#### [WRITTEN INSTRUCTION]
Could you copy the listing below word for word, leaving out the pictures?
--- Start of SUPPLIED RECORDS ---
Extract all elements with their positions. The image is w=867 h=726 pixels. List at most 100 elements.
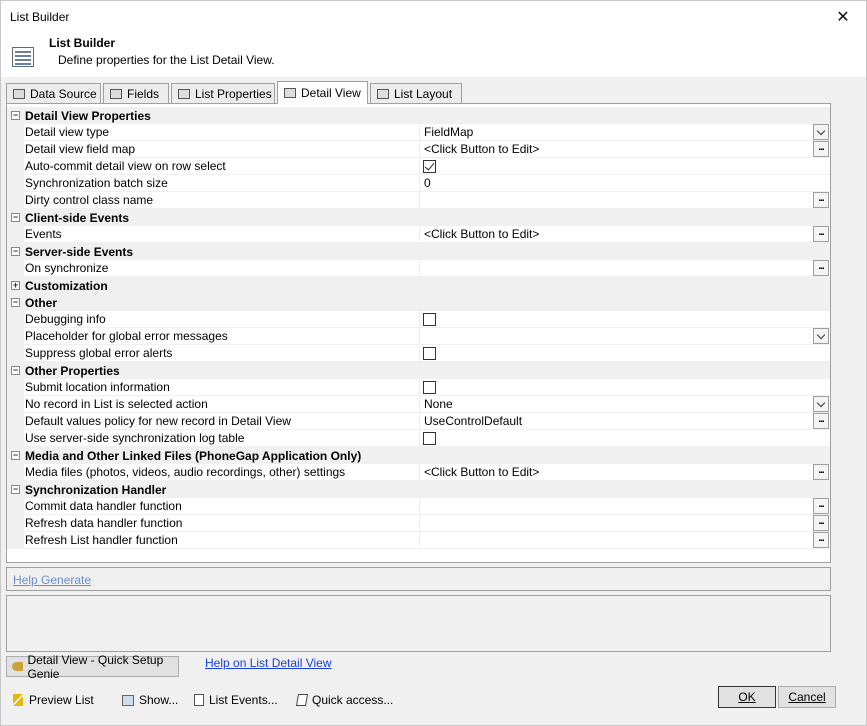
list-events-button[interactable]: List Events... <box>194 691 278 709</box>
property-row[interactable]: Dirty control class name... <box>7 191 830 209</box>
tab-list-properties[interactable]: List Properties <box>171 83 275 103</box>
property-value[interactable] <box>424 515 830 532</box>
property-name: Refresh data handler function <box>24 514 420 532</box>
ellipsis-button[interactable]: ... <box>813 260 829 276</box>
tab-detail-view[interactable]: Detail View <box>277 81 368 104</box>
cancel-button[interactable]: Cancel <box>778 686 836 708</box>
property-value[interactable]: UseControlDefault <box>424 413 830 430</box>
category-row[interactable]: − Media and Other Linked Files (PhoneGap … <box>7 447 830 464</box>
collapse-icon[interactable]: − <box>11 366 20 375</box>
edit-icon <box>295 694 309 706</box>
category-label: Customization <box>25 278 108 293</box>
ellipsis-button[interactable]: ... <box>813 226 829 242</box>
category-row[interactable]: − Detail View Properties <box>7 107 830 124</box>
property-row[interactable]: Default values policy for new record in … <box>7 412 830 430</box>
tab-data-source[interactable]: Data Source <box>6 83 101 103</box>
tab-fields[interactable]: Fields <box>103 83 169 103</box>
property-row[interactable]: Debugging info <box>7 310 830 328</box>
property-row[interactable]: No record in List is selected action None <box>7 395 830 413</box>
property-value[interactable] <box>424 260 830 277</box>
property-value[interactable]: <Click Button to Edit> <box>424 226 830 243</box>
property-checkbox[interactable] <box>423 313 436 326</box>
property-row[interactable]: Placeholder for global error messages <box>7 327 830 345</box>
category-row[interactable]: − Client-side Events <box>7 209 830 226</box>
property-value[interactable] <box>424 192 830 209</box>
category-label: Other <box>25 295 58 310</box>
property-row[interactable]: Commit data handler function... <box>7 497 830 515</box>
tab-label: Detail View <box>301 86 361 100</box>
property-row[interactable]: Media files (photos, videos, audio recor… <box>7 463 830 481</box>
row-margin <box>7 464 24 480</box>
property-row[interactable]: Submit location information <box>7 378 830 396</box>
property-name: On synchronize <box>24 259 420 277</box>
category-row[interactable]: + Customization <box>7 277 830 294</box>
property-row[interactable]: Suppress global error alerts <box>7 344 830 362</box>
chevron-down-icon[interactable] <box>813 328 829 344</box>
chevron-down-icon[interactable] <box>813 124 829 140</box>
ellipsis-button[interactable]: ... <box>813 141 829 157</box>
property-value[interactable] <box>424 532 830 549</box>
collapse-icon[interactable]: − <box>11 451 20 460</box>
property-row[interactable]: On synchronize... <box>7 259 830 277</box>
title-bar: List Builder ✕ <box>1 1 866 32</box>
property-row[interactable]: Auto-commit detail view on row select <box>7 157 830 175</box>
category-row[interactable]: − Synchronization Handler <box>7 481 830 498</box>
row-margin <box>7 430 24 446</box>
property-name: Submit location information <box>24 378 420 396</box>
property-row[interactable]: Use server-side synchronization log tabl… <box>7 429 830 447</box>
fields-icon <box>110 88 122 99</box>
quick-access-button[interactable]: Quick access... <box>295 691 393 709</box>
detail-view-icon <box>284 88 296 98</box>
property-name: Use server-side synchronization log tabl… <box>24 429 420 447</box>
property-value[interactable] <box>424 328 830 345</box>
property-checkbox[interactable] <box>423 432 436 445</box>
property-row[interactable]: Events <Click Button to Edit>... <box>7 225 830 243</box>
property-row[interactable]: Synchronization batch size 0 <box>7 174 830 192</box>
ellipsis-button[interactable]: ... <box>813 498 829 514</box>
row-margin <box>7 515 24 531</box>
property-name: Placeholder for global error messages <box>24 327 420 345</box>
quick-setup-genie-button[interactable]: Detail View - Quick Setup Genie <box>6 653 179 681</box>
property-value[interactable]: 0 <box>424 175 830 192</box>
database-icon <box>13 88 25 99</box>
list-events-label: List Events... <box>209 693 278 707</box>
chevron-down-icon[interactable] <box>813 396 829 412</box>
header-subtitle: Define properties for the List Detail Vi… <box>58 53 275 67</box>
ellipsis-button[interactable]: ... <box>813 515 829 531</box>
ok-button[interactable]: OK <box>718 686 776 708</box>
collapse-icon[interactable]: − <box>11 111 20 120</box>
help-generate-link[interactable]: Help Generate <box>13 573 91 587</box>
property-row[interactable]: Refresh List handler function... <box>7 531 830 549</box>
expand-icon[interactable]: + <box>11 281 20 290</box>
close-button[interactable]: ✕ <box>820 1 866 32</box>
category-row[interactable]: − Other <box>7 294 830 311</box>
category-label: Synchronization Handler <box>25 482 167 497</box>
collapse-icon[interactable]: − <box>11 485 20 494</box>
tab-label: Fields <box>127 86 160 101</box>
preview-list-button[interactable]: Preview List <box>13 691 94 709</box>
help-detail-view-link[interactable]: Help on List Detail View <box>205 656 332 670</box>
property-value[interactable]: None <box>424 396 830 413</box>
collapse-icon[interactable]: − <box>11 213 20 222</box>
collapse-icon[interactable]: − <box>11 247 20 256</box>
ellipsis-button[interactable]: ... <box>813 413 829 429</box>
property-value[interactable] <box>424 498 830 515</box>
header-panel: List Builder Define properties for the L… <box>1 32 866 77</box>
property-row[interactable]: Refresh data handler function... <box>7 514 830 532</box>
property-checkbox[interactable] <box>423 381 436 394</box>
property-checkbox[interactable] <box>423 160 436 173</box>
collapse-icon[interactable]: − <box>11 298 20 307</box>
property-row[interactable]: Detail view type FieldMap <box>7 123 830 141</box>
tab-list-layout[interactable]: List Layout <box>370 83 462 103</box>
property-value[interactable]: <Click Button to Edit> <box>424 141 830 158</box>
property-value[interactable]: <Click Button to Edit> <box>424 464 830 481</box>
show-button[interactable]: Show... <box>122 691 178 709</box>
ellipsis-button[interactable]: ... <box>813 464 829 480</box>
ellipsis-button[interactable]: ... <box>813 192 829 208</box>
ellipsis-button[interactable]: ... <box>813 532 829 548</box>
category-row[interactable]: − Server-side Events <box>7 243 830 260</box>
property-value[interactable]: FieldMap <box>424 124 830 141</box>
property-row[interactable]: Detail view field map <Click Button to Ed… <box>7 140 830 158</box>
category-row[interactable]: − Other Properties <box>7 362 830 379</box>
property-checkbox[interactable] <box>423 347 436 360</box>
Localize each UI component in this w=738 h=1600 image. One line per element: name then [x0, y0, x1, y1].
--- End of SUPPLIED RECORDS ---
#### [SOLUTION TO THE PROBLEM]
Extract all elements with their positions. The image is w=867 h=726 pixels. List at most 100 elements.
list-events-button[interactable]: List Events... <box>194 691 278 709</box>
property-row[interactable]: Dirty control class name... <box>7 191 830 209</box>
tab-list-properties[interactable]: List Properties <box>171 83 275 103</box>
property-value[interactable] <box>424 515 830 532</box>
property-name: Refresh data handler function <box>24 514 420 532</box>
ellipsis-button[interactable]: ... <box>813 260 829 276</box>
tab-detail-view[interactable]: Detail View <box>277 81 368 104</box>
cancel-button[interactable]: Cancel <box>778 686 836 708</box>
property-value[interactable]: UseControlDefault <box>424 413 830 430</box>
category-row[interactable]: − Media and Other Linked Files (PhoneGap … <box>7 447 830 464</box>
collapse-icon[interactable]: − <box>11 366 20 375</box>
edit-icon <box>295 694 309 706</box>
category-label: Customization <box>25 278 108 293</box>
ellipsis-button[interactable]: ... <box>813 226 829 242</box>
category-row[interactable]: − Detail View Properties <box>7 107 830 124</box>
property-row[interactable]: Default values policy for new record in … <box>7 412 830 430</box>
tab-data-source[interactable]: Data Source <box>6 83 101 103</box>
tab-fields[interactable]: Fields <box>103 83 169 103</box>
property-row[interactable]: Debugging info <box>7 310 830 328</box>
property-row[interactable]: No record in List is selected action None <box>7 395 830 413</box>
property-value[interactable] <box>424 260 830 277</box>
property-value[interactable]: <Click Button to Edit> <box>424 226 830 243</box>
property-checkbox[interactable] <box>423 313 436 326</box>
property-row[interactable]: Placeholder for global error messages <box>7 327 830 345</box>
category-row[interactable]: − Client-side Events <box>7 209 830 226</box>
property-value[interactable] <box>424 192 830 209</box>
category-label: Other <box>25 295 58 310</box>
property-row[interactable]: Commit data handler function... <box>7 497 830 515</box>
tab-label: Detail View <box>301 86 361 100</box>
property-row[interactable]: Media files (photos, videos, audio recor… <box>7 463 830 481</box>
row-margin <box>7 464 24 480</box>
property-row[interactable]: Submit location information <box>7 378 830 396</box>
property-name: On synchronize <box>24 259 420 277</box>
category-row[interactable]: + Customization <box>7 277 830 294</box>
property-row[interactable]: Suppress global error alerts <box>7 344 830 362</box>
chevron-down-icon[interactable] <box>813 328 829 344</box>
chevron-down-icon[interactable] <box>813 124 829 140</box>
ellipsis-button[interactable]: ... <box>813 141 829 157</box>
property-value[interactable] <box>424 532 830 549</box>
collapse-icon[interactable]: − <box>11 451 20 460</box>
property-row[interactable]: On synchronize... <box>7 259 830 277</box>
title-bar: List Builder ✕ <box>1 1 866 32</box>
property-row[interactable]: Auto-commit detail view on row select <box>7 157 830 175</box>
category-row[interactable]: − Synchronization Handler <box>7 481 830 498</box>
row-margin <box>7 430 24 446</box>
property-name: Submit location information <box>24 378 420 396</box>
property-row[interactable]: Use server-side synchronization log tabl… <box>7 429 830 447</box>
fields-icon <box>110 88 122 99</box>
quick-access-button[interactable]: Quick access... <box>295 691 393 709</box>
detail-view-icon <box>284 88 296 98</box>
property-name: Use server-side synchronization log tabl… <box>24 429 420 447</box>
property-value[interactable] <box>424 328 830 345</box>
property-checkbox[interactable] <box>423 432 436 445</box>
property-row[interactable]: Events <Click Button to Edit>... <box>7 225 830 243</box>
property-row[interactable]: Synchronization batch size 0 <box>7 174 830 192</box>
ellipsis-button[interactable]: ... <box>813 498 829 514</box>
row-margin <box>7 515 24 531</box>
property-name: Placeholder for global error messages <box>24 327 420 345</box>
quick-setup-genie-button[interactable]: Detail View - Quick Setup Genie <box>6 653 179 681</box>
property-value[interactable]: 0 <box>424 175 830 192</box>
database-icon <box>13 88 25 99</box>
list-events-label: List Events... <box>209 693 278 707</box>
chevron-down-icon[interactable] <box>813 396 829 412</box>
header-subtitle: Define properties for the List Detail Vi… <box>58 53 275 67</box>
ellipsis-button[interactable]: ... <box>813 515 829 531</box>
ok-button[interactable]: OK <box>718 686 776 708</box>
collapse-icon[interactable]: − <box>11 111 20 120</box>
help-generate-link[interactable]: Help Generate <box>13 573 91 587</box>
property-row[interactable]: Refresh List handler function... <box>7 531 830 549</box>
expand-icon[interactable]: + <box>11 281 20 290</box>
close-button[interactable]: ✕ <box>820 1 866 32</box>
category-row[interactable]: − Other <box>7 294 830 311</box>
category-label: Synchronization Handler <box>25 482 167 497</box>
collapse-icon[interactable]: − <box>11 485 20 494</box>
tab-label: Fields <box>127 86 160 101</box>
preview-list-button[interactable]: Preview List <box>13 691 94 709</box>
help-detail-view-link[interactable]: Help on List Detail View <box>205 656 332 670</box>
property-value[interactable]: None <box>424 396 830 413</box>
collapse-icon[interactable]: − <box>11 213 20 222</box>
collapse-icon[interactable]: − <box>11 247 20 256</box>
ellipsis-button[interactable]: ... <box>813 413 829 429</box>
property-value[interactable] <box>424 498 830 515</box>
header-panel: List Builder Define properties for the L… <box>1 32 866 77</box>
property-row[interactable]: Refresh data handler function... <box>7 514 830 532</box>
property-checkbox[interactable] <box>423 381 436 394</box>
property-checkbox[interactable] <box>423 160 436 173</box>
collapse-icon[interactable]: − <box>11 298 20 307</box>
property-row[interactable]: Detail view type FieldMap <box>7 123 830 141</box>
tab-list-layout[interactable]: List Layout <box>370 83 462 103</box>
property-value[interactable]: <Click Button to Edit> <box>424 141 830 158</box>
property-value[interactable]: <Click Button to Edit> <box>424 464 830 481</box>
show-button[interactable]: Show... <box>122 691 178 709</box>
ellipsis-button[interactable]: ... <box>813 464 829 480</box>
ellipsis-button[interactable]: ... <box>813 192 829 208</box>
ellipsis-button[interactable]: ... <box>813 532 829 548</box>
category-row[interactable]: − Server-side Events <box>7 243 830 260</box>
property-value[interactable]: FieldMap <box>424 124 830 141</box>
property-row[interactable]: Detail view field map <Click Button to Ed… <box>7 140 830 158</box>
category-row[interactable]: − Other Properties <box>7 362 830 379</box>
property-checkbox[interactable] <box>423 347 436 360</box>
Localize each UI component in this w=738 h=1600 image. One line per element: name then [x0, y0, x1, y1].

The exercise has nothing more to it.